_PROBLEM DETAILS:_ Copy out every line exactly, passing over the pictures.
-- Start of SUPPLIED MATERIAL --
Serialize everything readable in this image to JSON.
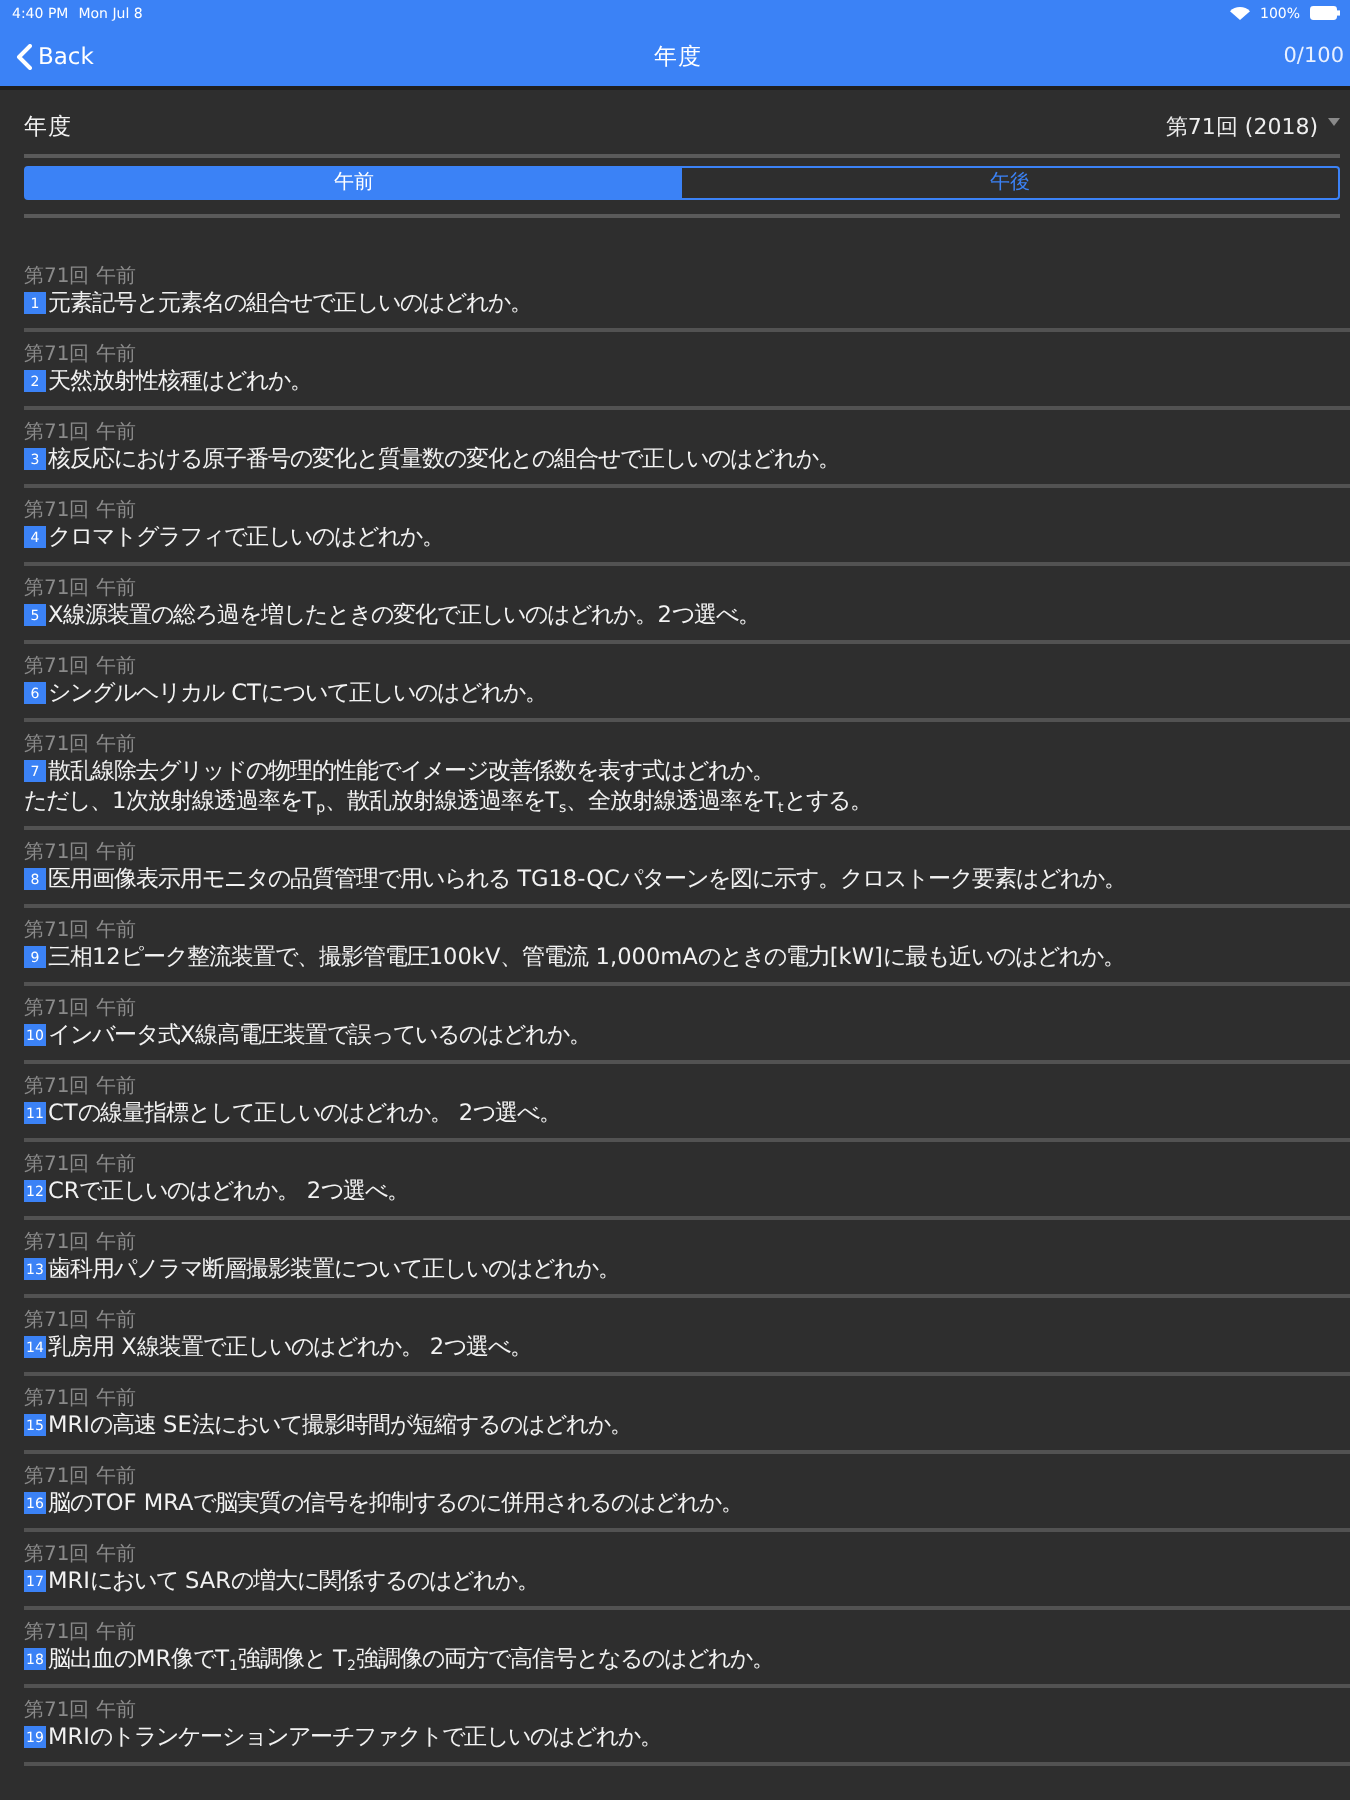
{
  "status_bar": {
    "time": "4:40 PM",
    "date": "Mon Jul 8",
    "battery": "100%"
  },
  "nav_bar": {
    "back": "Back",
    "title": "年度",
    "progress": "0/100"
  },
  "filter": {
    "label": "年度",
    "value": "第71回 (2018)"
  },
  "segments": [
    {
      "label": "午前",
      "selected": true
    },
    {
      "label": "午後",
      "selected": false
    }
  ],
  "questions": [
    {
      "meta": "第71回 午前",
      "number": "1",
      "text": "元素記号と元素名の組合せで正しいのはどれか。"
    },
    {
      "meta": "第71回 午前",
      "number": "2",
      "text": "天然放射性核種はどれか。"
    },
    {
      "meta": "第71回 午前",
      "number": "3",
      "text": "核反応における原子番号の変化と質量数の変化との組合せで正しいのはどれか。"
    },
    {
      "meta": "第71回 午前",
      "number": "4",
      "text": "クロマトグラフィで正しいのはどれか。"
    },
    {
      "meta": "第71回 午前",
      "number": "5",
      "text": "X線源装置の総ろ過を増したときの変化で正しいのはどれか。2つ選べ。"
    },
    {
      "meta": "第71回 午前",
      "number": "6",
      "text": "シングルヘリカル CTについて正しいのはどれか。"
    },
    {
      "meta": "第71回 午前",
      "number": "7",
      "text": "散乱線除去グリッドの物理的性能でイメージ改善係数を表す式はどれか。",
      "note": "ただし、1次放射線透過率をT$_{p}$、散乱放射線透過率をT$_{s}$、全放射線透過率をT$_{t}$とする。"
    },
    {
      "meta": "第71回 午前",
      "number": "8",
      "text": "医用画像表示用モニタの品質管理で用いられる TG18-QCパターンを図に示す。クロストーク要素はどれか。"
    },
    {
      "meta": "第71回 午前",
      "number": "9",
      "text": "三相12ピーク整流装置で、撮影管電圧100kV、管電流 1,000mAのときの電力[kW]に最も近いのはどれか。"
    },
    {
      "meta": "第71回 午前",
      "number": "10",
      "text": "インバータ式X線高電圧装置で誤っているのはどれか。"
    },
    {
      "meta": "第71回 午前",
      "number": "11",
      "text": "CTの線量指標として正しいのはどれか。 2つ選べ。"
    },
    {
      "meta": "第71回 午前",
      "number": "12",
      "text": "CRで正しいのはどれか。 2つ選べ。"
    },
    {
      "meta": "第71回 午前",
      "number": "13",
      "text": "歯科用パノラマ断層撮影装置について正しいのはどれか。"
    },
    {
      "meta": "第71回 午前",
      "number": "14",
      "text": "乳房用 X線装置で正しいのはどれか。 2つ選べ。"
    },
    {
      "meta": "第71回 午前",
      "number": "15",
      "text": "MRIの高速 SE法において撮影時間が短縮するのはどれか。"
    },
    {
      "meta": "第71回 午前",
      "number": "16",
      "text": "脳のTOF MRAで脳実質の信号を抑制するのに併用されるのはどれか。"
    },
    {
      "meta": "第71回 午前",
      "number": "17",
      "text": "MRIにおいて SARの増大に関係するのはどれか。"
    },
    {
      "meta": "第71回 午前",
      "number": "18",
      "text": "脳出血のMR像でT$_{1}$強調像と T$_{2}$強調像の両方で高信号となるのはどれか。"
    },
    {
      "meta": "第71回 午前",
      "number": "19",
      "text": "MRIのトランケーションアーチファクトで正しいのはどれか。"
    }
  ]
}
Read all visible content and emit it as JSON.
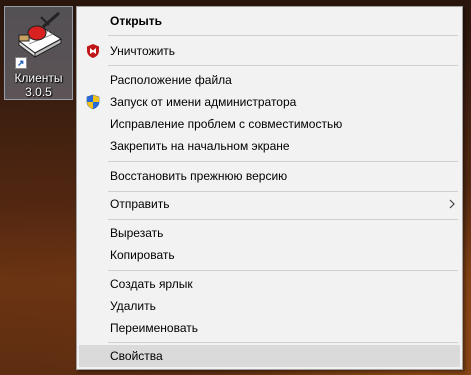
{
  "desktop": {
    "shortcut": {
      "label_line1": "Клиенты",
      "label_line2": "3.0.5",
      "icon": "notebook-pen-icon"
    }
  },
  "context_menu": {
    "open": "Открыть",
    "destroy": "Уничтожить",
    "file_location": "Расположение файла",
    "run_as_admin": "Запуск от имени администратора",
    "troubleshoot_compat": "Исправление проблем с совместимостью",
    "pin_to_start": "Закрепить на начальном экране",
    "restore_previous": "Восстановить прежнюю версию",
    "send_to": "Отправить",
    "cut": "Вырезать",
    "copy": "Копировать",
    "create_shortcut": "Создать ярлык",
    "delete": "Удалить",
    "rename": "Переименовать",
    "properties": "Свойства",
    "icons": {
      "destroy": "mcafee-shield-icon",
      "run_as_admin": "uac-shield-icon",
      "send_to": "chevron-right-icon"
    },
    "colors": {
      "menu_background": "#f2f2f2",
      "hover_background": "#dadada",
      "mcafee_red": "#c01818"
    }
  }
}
-- End of SUPPLIED MATERIAL --
_COMPLETE OUTPUT:_
Serialize everything readable in this image to JSON.
{
  "status_bar": {
    "time": "4:40 PM",
    "date": "Mon Jul 8",
    "battery": "100%"
  },
  "nav_bar": {
    "back": "Back",
    "title": "年度",
    "progress": "0/100"
  },
  "filter": {
    "label": "年度",
    "value": "第71回 (2018)"
  },
  "segments": [
    {
      "label": "午前",
      "selected": true
    },
    {
      "label": "午後",
      "selected": false
    }
  ],
  "questions": [
    {
      "meta": "第71回 午前",
      "number": "1",
      "text": "元素記号と元素名の組合せで正しいのはどれか。"
    },
    {
      "meta": "第71回 午前",
      "number": "2",
      "text": "天然放射性核種はどれか。"
    },
    {
      "meta": "第71回 午前",
      "number": "3",
      "text": "核反応における原子番号の変化と質量数の変化との組合せで正しいのはどれか。"
    },
    {
      "meta": "第71回 午前",
      "number": "4",
      "text": "クロマトグラフィで正しいのはどれか。"
    },
    {
      "meta": "第71回 午前",
      "number": "5",
      "text": "X線源装置の総ろ過を増したときの変化で正しいのはどれか。2つ選べ。"
    },
    {
      "meta": "第71回 午前",
      "number": "6",
      "text": "シングルヘリカル CTについて正しいのはどれか。"
    },
    {
      "meta": "第71回 午前",
      "number": "7",
      "text": "散乱線除去グリッドの物理的性能でイメージ改善係数を表す式はどれか。",
      "note": "ただし、1次放射線透過率をT$_{p}$、散乱放射線透過率をT$_{s}$、全放射線透過率をT$_{t}$とする。"
    },
    {
      "meta": "第71回 午前",
      "number": "8",
      "text": "医用画像表示用モニタの品質管理で用いられる TG18-QCパターンを図に示す。クロストーク要素はどれか。"
    },
    {
      "meta": "第71回 午前",
      "number": "9",
      "text": "三相12ピーク整流装置で、撮影管電圧100kV、管電流 1,000mAのときの電力[kW]に最も近いのはどれか。"
    },
    {
      "meta": "第71回 午前",
      "number": "10",
      "text": "インバータ式X線高電圧装置で誤っているのはどれか。"
    },
    {
      "meta": "第71回 午前",
      "number": "11",
      "text": "CTの線量指標として正しいのはどれか。 2つ選べ。"
    },
    {
      "meta": "第71回 午前",
      "number": "12",
      "text": "CRで正しいのはどれか。 2つ選べ。"
    },
    {
      "meta": "第71回 午前",
      "number": "13",
      "text": "歯科用パノラマ断層撮影装置について正しいのはどれか。"
    },
    {
      "meta": "第71回 午前",
      "number": "14",
      "text": "乳房用 X線装置で正しいのはどれか。 2つ選べ。"
    },
    {
      "meta": "第71回 午前",
      "number": "15",
      "text": "MRIの高速 SE法において撮影時間が短縮するのはどれか。"
    },
    {
      "meta": "第71回 午前",
      "number": "16",
      "text": "脳のTOF MRAで脳実質の信号を抑制するのに併用されるのはどれか。"
    },
    {
      "meta": "第71回 午前",
      "number": "17",
      "text": "MRIにおいて SARの増大に関係するのはどれか。"
    },
    {
      "meta": "第71回 午前",
      "number": "18",
      "text": "脳出血のMR像でT$_{1}$強調像と T$_{2}$強調像の両方で高信号となるのはどれか。"
    },
    {
      "meta": "第71回 午前",
      "number": "19",
      "text": "MRIのトランケーションアーチファクトで正しいのはどれか。"
    }
  ]
}
Read all visible content and emit it as JSON.
{
  "desktop": {
    "shortcut": {
      "label_line1": "Клиенты",
      "label_line2": "3.0.5",
      "icon": "notebook-pen-icon"
    }
  },
  "context_menu": {
    "open": "Открыть",
    "destroy": "Уничтожить",
    "file_location": "Расположение файла",
    "run_as_admin": "Запуск от имени администратора",
    "troubleshoot_compat": "Исправление проблем с совместимостью",
    "pin_to_start": "Закрепить на начальном экране",
    "restore_previous": "Восстановить прежнюю версию",
    "send_to": "Отправить",
    "cut": "Вырезать",
    "copy": "Копировать",
    "create_shortcut": "Создать ярлык",
    "delete": "Удалить",
    "rename": "Переименовать",
    "properties": "Свойства",
    "icons": {
      "destroy": "mcafee-shield-icon",
      "run_as_admin": "uac-shield-icon",
      "send_to": "chevron-right-icon"
    },
    "colors": {
      "menu_background": "#f2f2f2",
      "hover_background": "#dadada",
      "mcafee_red": "#c01818"
    }
  }
}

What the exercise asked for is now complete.